## GIVEN EXERCISE
In the entries that follow, find the word "with" and report each line it is on.

## INPUT MATERIAL

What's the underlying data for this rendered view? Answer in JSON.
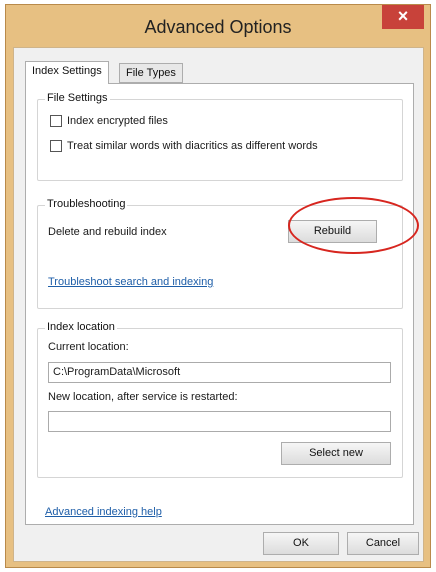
{
  "window": {
    "title": "Advanced Options",
    "close_glyph": "×"
  },
  "tabs": [
    {
      "label": "Index Settings"
    },
    {
      "label": "File Types"
    }
  ],
  "file_settings": {
    "label": "File Settings",
    "index_encrypted": "Index encrypted files",
    "treat_similar": "Treat similar words with diacritics as different words"
  },
  "troubleshooting": {
    "label": "Troubleshooting",
    "delete_rebuild": "Delete and rebuild index",
    "rebuild_button": "Rebuild",
    "troubleshoot_link": "Troubleshoot search and indexing"
  },
  "index_location": {
    "label": "Index location",
    "current_label": "Current location:",
    "current_value": "C:\\ProgramData\\Microsoft",
    "new_label": "New location, after service is restarted:",
    "new_value": "",
    "select_new_button": "Select new"
  },
  "footer": {
    "help_link": "Advanced indexing help",
    "ok_button": "OK",
    "cancel_button": "Cancel"
  },
  "colors": {
    "frame": "#e7c082",
    "close": "#c8423a",
    "link": "#1e5ea8",
    "annotation": "#d7261f"
  }
}
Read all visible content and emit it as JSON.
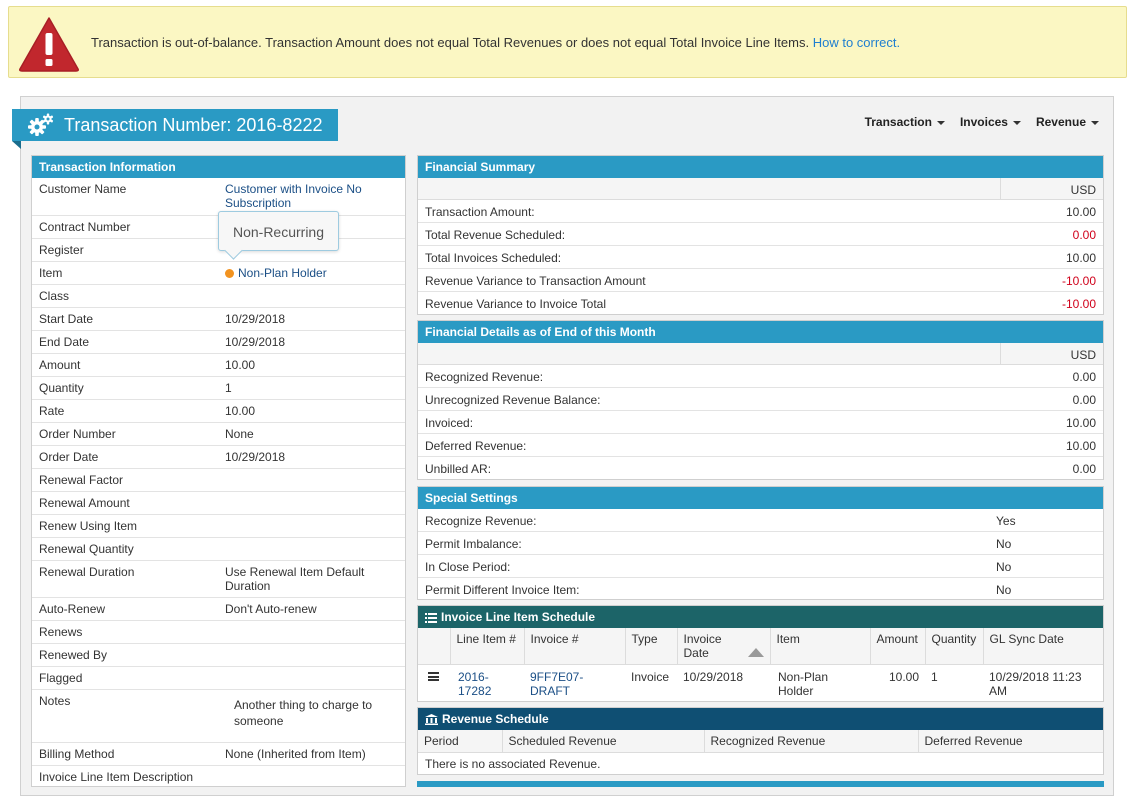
{
  "alert": {
    "message": "Transaction is out-of-balance. Transaction Amount does not equal Total Revenues or does not equal Total Invoice Line Items.",
    "link": "How to correct."
  },
  "header": {
    "title": "Transaction Number: 2016-8222",
    "nav": [
      "Transaction",
      "Invoices",
      "Revenue"
    ]
  },
  "transaction_info": {
    "heading": "Transaction Information",
    "tooltip": "Non-Recurring",
    "rows": [
      {
        "label": "Customer Name",
        "value": "Customer with Invoice No Subscription",
        "link": true
      },
      {
        "label": "Contract Number",
        "value": ""
      },
      {
        "label": "Register",
        "value": ""
      },
      {
        "label": "Item",
        "value": "Non-Plan Holder",
        "link": true,
        "dot": true
      },
      {
        "label": "Class",
        "value": ""
      },
      {
        "label": "Start Date",
        "value": "10/29/2018"
      },
      {
        "label": "End Date",
        "value": "10/29/2018"
      },
      {
        "label": "Amount",
        "value": "10.00"
      },
      {
        "label": "Quantity",
        "value": "1"
      },
      {
        "label": "Rate",
        "value": "10.00"
      },
      {
        "label": "Order Number",
        "value": "None"
      },
      {
        "label": "Order Date",
        "value": "10/29/2018"
      },
      {
        "label": "Renewal Factor",
        "value": ""
      },
      {
        "label": "Renewal Amount",
        "value": ""
      },
      {
        "label": "Renew Using Item",
        "value": ""
      },
      {
        "label": "Renewal Quantity",
        "value": ""
      },
      {
        "label": "Renewal Duration",
        "value": "Use Renewal Item Default Duration"
      },
      {
        "label": "Auto-Renew",
        "value": "Don't Auto-renew"
      },
      {
        "label": "Renews",
        "value": ""
      },
      {
        "label": "Renewed By",
        "value": ""
      },
      {
        "label": "Flagged",
        "value": ""
      },
      {
        "label": "Notes",
        "value": "Another thing to charge to someone"
      },
      {
        "label": "Billing Method",
        "value": "None (Inherited from Item)"
      },
      {
        "label": "Invoice Line Item Description",
        "value": ""
      }
    ]
  },
  "financial_summary": {
    "heading": "Financial Summary",
    "currency": "USD",
    "rows": [
      {
        "label": "Transaction Amount:",
        "value": "10.00",
        "negative": false
      },
      {
        "label": "Total Revenue Scheduled:",
        "value": "0.00",
        "negative": true
      },
      {
        "label": "Total Invoices Scheduled:",
        "value": "10.00",
        "negative": false
      },
      {
        "label": "Revenue Variance to Transaction Amount",
        "value": "-10.00",
        "negative": true
      },
      {
        "label": "Revenue Variance to Invoice Total",
        "value": "-10.00",
        "negative": true
      }
    ]
  },
  "financial_details": {
    "heading": "Financial Details as of End of this Month",
    "currency": "USD",
    "rows": [
      {
        "label": "Recognized Revenue:",
        "value": "0.00"
      },
      {
        "label": "Unrecognized Revenue Balance:",
        "value": "0.00"
      },
      {
        "label": "Invoiced:",
        "value": "10.00"
      },
      {
        "label": "Deferred Revenue:",
        "value": "10.00"
      },
      {
        "label": "Unbilled AR:",
        "value": "0.00"
      }
    ]
  },
  "special_settings": {
    "heading": "Special Settings",
    "rows": [
      {
        "label": "Recognize Revenue:",
        "value": "Yes"
      },
      {
        "label": "Permit Imbalance:",
        "value": "No"
      },
      {
        "label": "In Close Period:",
        "value": "No"
      },
      {
        "label": "Permit Different Invoice Item:",
        "value": "No"
      }
    ]
  },
  "invoice_schedule": {
    "heading": "Invoice Line Item Schedule",
    "columns": [
      "",
      "Line Item #",
      "Invoice #",
      "Type",
      "Invoice Date",
      "Item",
      "Amount",
      "Quantity",
      "GL Sync Date"
    ],
    "row": {
      "line_item": "2016-17282",
      "invoice": "9FF7E07-DRAFT",
      "type": "Invoice",
      "invoice_date": "10/29/2018",
      "item": "Non-Plan Holder",
      "amount": "10.00",
      "quantity": "1",
      "gl_sync_date": "10/29/2018 11:23 AM"
    }
  },
  "revenue_schedule": {
    "heading": "Revenue Schedule",
    "columns": [
      "Period",
      "Scheduled Revenue",
      "Recognized Revenue",
      "Deferred Revenue"
    ],
    "empty_message": "There is no associated Revenue."
  },
  "colors": {
    "header_blue": "#2a9ac4",
    "teal_header": "#1c6468",
    "navy_header": "#0f4f73",
    "alert_bg": "#fbf7c3",
    "negative": "#d0021b"
  }
}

## EXERCISE RESULT
    "treat_similar": "Treat similar words with diacritics as different words"
        "value": "Customer with Invoice No Subscription",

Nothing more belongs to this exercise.